=== Provided material ===
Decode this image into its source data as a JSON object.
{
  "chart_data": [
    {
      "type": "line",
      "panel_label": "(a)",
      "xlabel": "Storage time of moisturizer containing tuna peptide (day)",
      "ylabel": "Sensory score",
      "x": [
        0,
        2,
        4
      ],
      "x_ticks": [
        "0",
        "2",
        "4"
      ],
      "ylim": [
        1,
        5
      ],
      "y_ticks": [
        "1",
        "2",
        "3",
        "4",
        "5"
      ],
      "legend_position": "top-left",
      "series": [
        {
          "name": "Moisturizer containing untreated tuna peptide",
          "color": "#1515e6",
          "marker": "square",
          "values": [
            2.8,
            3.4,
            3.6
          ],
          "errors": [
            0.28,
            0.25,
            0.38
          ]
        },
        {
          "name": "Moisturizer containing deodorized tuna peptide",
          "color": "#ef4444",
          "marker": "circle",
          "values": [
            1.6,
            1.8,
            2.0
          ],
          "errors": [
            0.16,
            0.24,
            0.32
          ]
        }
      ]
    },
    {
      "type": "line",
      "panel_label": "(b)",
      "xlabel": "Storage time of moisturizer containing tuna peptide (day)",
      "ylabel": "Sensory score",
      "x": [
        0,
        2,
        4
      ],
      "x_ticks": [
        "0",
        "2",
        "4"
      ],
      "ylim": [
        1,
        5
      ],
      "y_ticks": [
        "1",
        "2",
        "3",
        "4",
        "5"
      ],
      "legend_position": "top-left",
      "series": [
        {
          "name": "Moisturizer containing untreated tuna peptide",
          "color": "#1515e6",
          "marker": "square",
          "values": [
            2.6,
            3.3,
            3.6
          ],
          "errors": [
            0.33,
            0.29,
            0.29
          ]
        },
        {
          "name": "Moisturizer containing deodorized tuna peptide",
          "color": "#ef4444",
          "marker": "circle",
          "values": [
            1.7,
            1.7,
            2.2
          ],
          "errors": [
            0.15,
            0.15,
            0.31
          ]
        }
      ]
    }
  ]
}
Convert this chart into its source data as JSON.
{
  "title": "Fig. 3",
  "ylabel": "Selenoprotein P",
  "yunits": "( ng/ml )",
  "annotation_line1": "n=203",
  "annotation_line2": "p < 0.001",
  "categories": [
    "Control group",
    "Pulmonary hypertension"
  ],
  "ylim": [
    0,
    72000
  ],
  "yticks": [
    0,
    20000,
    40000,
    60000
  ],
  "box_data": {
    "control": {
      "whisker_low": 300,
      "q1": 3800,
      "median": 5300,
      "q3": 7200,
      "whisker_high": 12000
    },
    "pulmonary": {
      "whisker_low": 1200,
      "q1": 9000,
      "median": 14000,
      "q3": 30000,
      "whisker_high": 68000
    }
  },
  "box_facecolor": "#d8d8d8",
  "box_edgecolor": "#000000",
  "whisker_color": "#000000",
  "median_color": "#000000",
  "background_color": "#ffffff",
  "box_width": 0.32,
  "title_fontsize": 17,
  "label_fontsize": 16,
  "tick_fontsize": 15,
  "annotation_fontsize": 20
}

=== Directions ===
Each record must be returned exactly as it is written.

=== Output of the task ===
Decode this image into its source data as a JSON object.
{
  "chart_data": [
    {
      "type": "line",
      "panel_label": "(a)",
      "xlabel": "Storage time of moisturizer containing tuna peptide (day)",
      "ylabel": "Sensory score",
      "x": [
        0,
        2,
        4
      ],
      "x_ticks": [
        "0",
        "2",
        "4"
      ],
      "ylim": [
        1,
        5
      ],
      "y_ticks": [
        "1",
        "2",
        "3",
        "4",
        "5"
      ],
      "legend_position": "top-left",
      "series": [
        {
          "name": "Moisturizer containing untreated tuna peptide",
          "color": "#1515e6",
          "marker": "square",
          "values": [
            2.8,
            3.4,
            3.6
          ],
          "errors": [
            0.28,
            0.25,
            0.38
          ]
        },
        {
          "name": "Moisturizer containing deodorized tuna peptide",
          "color": "#ef4444",
          "marker": "circle",
          "values": [
            1.6,
            1.8,
            2.0
          ],
          "errors": [
            0.16,
            0.24,
            0.32
          ]
        }
      ]
    },
    {
      "type": "line",
      "panel_label": "(b)",
      "xlabel": "Storage time of moisturizer containing tuna peptide (day)",
      "ylabel": "Sensory score",
      "x": [
        0,
        2,
        4
      ],
      "x_ticks": [
        "0",
        "2",
        "4"
      ],
      "ylim": [
        1,
        5
      ],
      "y_ticks": [
        "1",
        "2",
        "3",
        "4",
        "5"
      ],
      "legend_position": "top-left",
      "series": [
        {
          "name": "Moisturizer containing untreated tuna peptide",
          "color": "#1515e6",
          "marker": "square",
          "values": [
            2.6,
            3.3,
            3.6
          ],
          "errors": [
            0.33,
            0.29,
            0.29
          ]
        },
        {
          "name": "Moisturizer containing deodorized tuna peptide",
          "color": "#ef4444",
          "marker": "circle",
          "values": [
            1.7,
            1.7,
            2.2
          ],
          "errors": [
            0.15,
            0.15,
            0.31
          ]
        }
      ]
    }
  ]
}
Convert this chart into its source data as JSON.
{
  "title": "Fig. 3",
  "ylabel": "Selenoprotein P",
  "yunits": "( ng/ml )",
  "annotation_line1": "n=203",
  "annotation_line2": "p < 0.001",
  "categories": [
    "Control group",
    "Pulmonary hypertension"
  ],
  "ylim": [
    0,
    72000
  ],
  "yticks": [
    0,
    20000,
    40000,
    60000
  ],
  "box_data": {
    "control": {
      "whisker_low": 300,
      "q1": 3800,
      "median": 5300,
      "q3": 7200,
      "whisker_high": 12000
    },
    "pulmonary": {
      "whisker_low": 1200,
      "q1": 9000,
      "median": 14000,
      "q3": 30000,
      "whisker_high": 68000
    }
  },
  "box_facecolor": "#d8d8d8",
  "box_edgecolor": "#000000",
  "whisker_color": "#000000",
  "median_color": "#000000",
  "background_color": "#ffffff",
  "box_width": 0.32,
  "title_fontsize": 17,
  "label_fontsize": 16,
  "tick_fontsize": 15,
  "annotation_fontsize": 20
}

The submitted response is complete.